┌──

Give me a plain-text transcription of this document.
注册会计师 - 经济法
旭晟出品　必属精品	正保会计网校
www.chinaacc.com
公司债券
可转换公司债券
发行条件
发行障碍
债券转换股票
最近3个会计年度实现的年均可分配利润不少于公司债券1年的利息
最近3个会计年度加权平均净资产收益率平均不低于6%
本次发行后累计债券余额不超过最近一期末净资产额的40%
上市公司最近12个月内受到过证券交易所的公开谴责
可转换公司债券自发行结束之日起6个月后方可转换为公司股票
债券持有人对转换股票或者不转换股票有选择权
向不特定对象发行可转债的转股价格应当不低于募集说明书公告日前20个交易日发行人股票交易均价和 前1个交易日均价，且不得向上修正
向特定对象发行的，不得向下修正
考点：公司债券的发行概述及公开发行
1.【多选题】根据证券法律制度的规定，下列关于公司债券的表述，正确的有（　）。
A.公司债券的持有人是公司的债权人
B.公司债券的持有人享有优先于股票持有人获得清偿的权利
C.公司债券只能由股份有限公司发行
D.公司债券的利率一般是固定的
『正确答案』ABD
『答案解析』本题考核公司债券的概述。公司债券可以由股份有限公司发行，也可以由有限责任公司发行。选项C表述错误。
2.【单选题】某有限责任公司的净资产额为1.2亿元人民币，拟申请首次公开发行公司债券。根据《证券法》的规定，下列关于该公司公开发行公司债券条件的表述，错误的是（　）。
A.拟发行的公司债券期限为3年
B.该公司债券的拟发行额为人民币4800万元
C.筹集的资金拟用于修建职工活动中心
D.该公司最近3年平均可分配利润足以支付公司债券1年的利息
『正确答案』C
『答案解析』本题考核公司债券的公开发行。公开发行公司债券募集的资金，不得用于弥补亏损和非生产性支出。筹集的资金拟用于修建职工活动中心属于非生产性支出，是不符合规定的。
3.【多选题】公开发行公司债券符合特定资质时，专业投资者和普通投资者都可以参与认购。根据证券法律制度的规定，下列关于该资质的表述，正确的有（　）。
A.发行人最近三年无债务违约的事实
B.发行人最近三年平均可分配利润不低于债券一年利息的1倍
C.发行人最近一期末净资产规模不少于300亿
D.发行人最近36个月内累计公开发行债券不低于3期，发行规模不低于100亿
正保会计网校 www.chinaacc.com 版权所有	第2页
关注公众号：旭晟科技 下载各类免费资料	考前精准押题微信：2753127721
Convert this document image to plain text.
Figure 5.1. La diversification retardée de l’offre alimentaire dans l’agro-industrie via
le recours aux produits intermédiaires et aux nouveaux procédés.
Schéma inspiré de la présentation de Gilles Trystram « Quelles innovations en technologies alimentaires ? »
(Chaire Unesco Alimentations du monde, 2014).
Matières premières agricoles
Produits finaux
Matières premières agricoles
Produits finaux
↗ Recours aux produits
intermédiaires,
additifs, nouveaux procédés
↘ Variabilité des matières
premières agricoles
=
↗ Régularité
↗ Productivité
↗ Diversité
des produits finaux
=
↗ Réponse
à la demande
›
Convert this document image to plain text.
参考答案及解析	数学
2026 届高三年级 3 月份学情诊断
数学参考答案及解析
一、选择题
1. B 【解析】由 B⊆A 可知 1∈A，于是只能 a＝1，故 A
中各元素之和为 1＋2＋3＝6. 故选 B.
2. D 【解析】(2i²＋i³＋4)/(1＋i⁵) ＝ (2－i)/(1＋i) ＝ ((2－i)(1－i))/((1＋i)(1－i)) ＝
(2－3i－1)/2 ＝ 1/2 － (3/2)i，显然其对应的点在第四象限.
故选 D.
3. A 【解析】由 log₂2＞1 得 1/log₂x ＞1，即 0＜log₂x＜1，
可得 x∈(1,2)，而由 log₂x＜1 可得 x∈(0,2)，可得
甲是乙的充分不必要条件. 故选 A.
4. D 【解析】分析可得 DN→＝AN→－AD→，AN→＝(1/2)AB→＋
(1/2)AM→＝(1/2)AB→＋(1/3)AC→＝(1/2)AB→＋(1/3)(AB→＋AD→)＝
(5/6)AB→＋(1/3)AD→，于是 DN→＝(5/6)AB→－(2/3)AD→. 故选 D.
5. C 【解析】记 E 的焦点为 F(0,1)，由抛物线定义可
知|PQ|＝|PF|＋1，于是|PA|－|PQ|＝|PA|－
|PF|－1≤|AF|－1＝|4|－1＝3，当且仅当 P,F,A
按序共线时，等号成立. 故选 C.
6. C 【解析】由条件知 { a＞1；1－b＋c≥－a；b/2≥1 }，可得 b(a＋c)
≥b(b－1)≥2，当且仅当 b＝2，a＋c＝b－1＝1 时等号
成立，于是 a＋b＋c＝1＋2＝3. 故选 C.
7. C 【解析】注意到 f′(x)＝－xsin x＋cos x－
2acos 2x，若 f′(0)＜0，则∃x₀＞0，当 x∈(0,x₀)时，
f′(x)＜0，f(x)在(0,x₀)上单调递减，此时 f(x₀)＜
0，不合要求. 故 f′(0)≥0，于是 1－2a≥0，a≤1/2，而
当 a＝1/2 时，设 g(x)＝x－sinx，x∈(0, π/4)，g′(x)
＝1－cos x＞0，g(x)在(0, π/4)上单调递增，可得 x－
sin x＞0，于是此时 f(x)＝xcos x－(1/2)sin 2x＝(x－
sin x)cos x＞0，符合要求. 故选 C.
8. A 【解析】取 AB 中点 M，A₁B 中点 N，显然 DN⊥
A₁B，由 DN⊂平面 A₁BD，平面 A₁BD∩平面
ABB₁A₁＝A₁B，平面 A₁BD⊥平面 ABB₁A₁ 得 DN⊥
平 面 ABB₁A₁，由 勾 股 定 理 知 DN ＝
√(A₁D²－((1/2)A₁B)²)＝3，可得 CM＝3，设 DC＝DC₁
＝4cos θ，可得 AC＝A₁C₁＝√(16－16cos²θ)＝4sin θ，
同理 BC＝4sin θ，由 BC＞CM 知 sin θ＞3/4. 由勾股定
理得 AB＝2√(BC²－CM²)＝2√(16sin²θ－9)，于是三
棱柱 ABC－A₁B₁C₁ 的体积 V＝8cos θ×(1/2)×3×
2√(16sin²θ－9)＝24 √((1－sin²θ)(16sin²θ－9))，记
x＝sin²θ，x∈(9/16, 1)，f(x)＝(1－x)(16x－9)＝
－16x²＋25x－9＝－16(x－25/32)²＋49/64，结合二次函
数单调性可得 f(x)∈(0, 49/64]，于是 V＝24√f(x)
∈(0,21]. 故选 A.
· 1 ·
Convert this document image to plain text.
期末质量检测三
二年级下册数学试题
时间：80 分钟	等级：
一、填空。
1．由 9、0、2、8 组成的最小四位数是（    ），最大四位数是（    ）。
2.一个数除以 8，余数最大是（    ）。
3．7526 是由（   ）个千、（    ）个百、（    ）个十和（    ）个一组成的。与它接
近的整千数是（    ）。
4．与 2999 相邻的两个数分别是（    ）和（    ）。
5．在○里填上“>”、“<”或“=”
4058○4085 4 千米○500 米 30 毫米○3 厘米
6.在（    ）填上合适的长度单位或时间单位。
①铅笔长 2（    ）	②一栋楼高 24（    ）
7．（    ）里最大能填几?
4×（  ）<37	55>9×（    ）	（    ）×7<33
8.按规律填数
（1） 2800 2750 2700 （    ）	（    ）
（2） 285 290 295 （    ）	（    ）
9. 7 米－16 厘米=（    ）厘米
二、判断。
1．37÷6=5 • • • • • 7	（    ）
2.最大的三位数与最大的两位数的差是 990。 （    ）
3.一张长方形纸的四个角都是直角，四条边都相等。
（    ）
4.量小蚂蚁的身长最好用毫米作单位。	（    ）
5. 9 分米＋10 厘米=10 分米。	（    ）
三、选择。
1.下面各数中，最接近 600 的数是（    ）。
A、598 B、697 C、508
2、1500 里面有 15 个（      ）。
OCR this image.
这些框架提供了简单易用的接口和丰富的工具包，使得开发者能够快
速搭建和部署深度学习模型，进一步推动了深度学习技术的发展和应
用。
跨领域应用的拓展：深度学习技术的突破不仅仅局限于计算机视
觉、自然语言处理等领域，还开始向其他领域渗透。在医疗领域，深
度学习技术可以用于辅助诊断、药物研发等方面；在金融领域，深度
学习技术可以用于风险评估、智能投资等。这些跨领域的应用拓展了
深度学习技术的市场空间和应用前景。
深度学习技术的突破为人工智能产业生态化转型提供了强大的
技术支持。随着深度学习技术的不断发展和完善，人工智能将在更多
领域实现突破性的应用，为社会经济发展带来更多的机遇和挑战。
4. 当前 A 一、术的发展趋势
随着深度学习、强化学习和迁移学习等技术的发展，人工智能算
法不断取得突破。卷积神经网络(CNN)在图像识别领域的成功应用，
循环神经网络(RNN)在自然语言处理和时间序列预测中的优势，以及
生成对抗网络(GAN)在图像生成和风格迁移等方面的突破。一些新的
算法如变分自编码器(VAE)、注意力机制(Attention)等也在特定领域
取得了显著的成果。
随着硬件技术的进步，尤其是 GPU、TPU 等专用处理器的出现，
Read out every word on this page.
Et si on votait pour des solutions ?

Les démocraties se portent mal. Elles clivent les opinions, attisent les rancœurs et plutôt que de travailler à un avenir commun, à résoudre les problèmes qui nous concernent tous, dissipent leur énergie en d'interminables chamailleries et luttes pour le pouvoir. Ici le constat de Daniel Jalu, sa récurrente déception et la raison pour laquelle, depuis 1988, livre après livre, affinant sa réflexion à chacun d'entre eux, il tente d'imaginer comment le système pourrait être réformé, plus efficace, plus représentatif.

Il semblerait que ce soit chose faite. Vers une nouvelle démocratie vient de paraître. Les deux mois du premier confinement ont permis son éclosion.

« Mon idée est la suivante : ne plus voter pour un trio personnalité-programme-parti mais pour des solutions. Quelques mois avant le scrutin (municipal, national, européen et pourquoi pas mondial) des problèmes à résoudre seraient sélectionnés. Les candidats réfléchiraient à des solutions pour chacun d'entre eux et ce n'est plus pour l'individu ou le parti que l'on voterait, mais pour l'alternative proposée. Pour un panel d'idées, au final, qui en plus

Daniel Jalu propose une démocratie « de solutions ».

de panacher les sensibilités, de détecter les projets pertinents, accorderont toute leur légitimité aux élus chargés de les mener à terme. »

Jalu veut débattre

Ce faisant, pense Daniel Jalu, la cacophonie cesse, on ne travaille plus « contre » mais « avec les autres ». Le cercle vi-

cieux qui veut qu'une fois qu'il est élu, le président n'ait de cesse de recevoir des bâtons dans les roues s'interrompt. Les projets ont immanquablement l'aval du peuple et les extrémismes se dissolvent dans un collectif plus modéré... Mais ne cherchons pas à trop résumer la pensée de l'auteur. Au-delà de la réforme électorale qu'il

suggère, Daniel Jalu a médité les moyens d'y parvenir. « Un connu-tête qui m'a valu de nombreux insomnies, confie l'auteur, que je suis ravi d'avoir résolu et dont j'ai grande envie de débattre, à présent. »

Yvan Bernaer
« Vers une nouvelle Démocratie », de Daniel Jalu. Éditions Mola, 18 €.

└──

**Instructions for the task**
Extract each line holding the word "plus" from the records.

**Solution to this problem**
Les démocraties se portent mal. Elles clivent les opinions, attisent les rancœurs et plutôt que de travailler à un avenir commun, à résoudre les problèmes qui nous concernent tous, dissipent leur énergie en d'interminables chamailleries et luttes pour le pouvoir. Ici le constat de Daniel Jalu, sa récurrente déception et la raison pour laquelle, depuis 1988, livre après livre, affinant sa réflexion à chacun d'entre eux, il tente d'imaginer comment le système pourrait être réformé, plus efficace, plus représentatif.
« Mon idée est la suivante : ne plus voter pour un trio personnalité-programme-parti mais pour des solutions. Quelques mois avant le scrutin (municipal, national, européen et pourquoi pas mondial) des problèmes à résoudre seraient sélectionnés. Les candidats réfléchiraient à des solutions pour chacun d'entre eux et ce n'est plus pour l'individu ou le parti que l'on voterait, mais pour l'alternative proposée. Pour un panel d'idées, au final, qui en plus
Ce faisant, pense Daniel Jalu, la cacophonie cesse, on ne travaille plus « contre » mais « avec les autres ». Le cercle vi-
cieux qui veut qu'une fois qu'il est élu, le président n'ait de cesse de recevoir des bâtons dans les roues s'interrompt. Les projets ont immanquablement l'aval du peuple et les extrémismes se dissolvent dans un collectif plus modéré... Mais ne cherchons pas à trop résumer la pensée de l'auteur. Au-delà de la réforme électorale qu'il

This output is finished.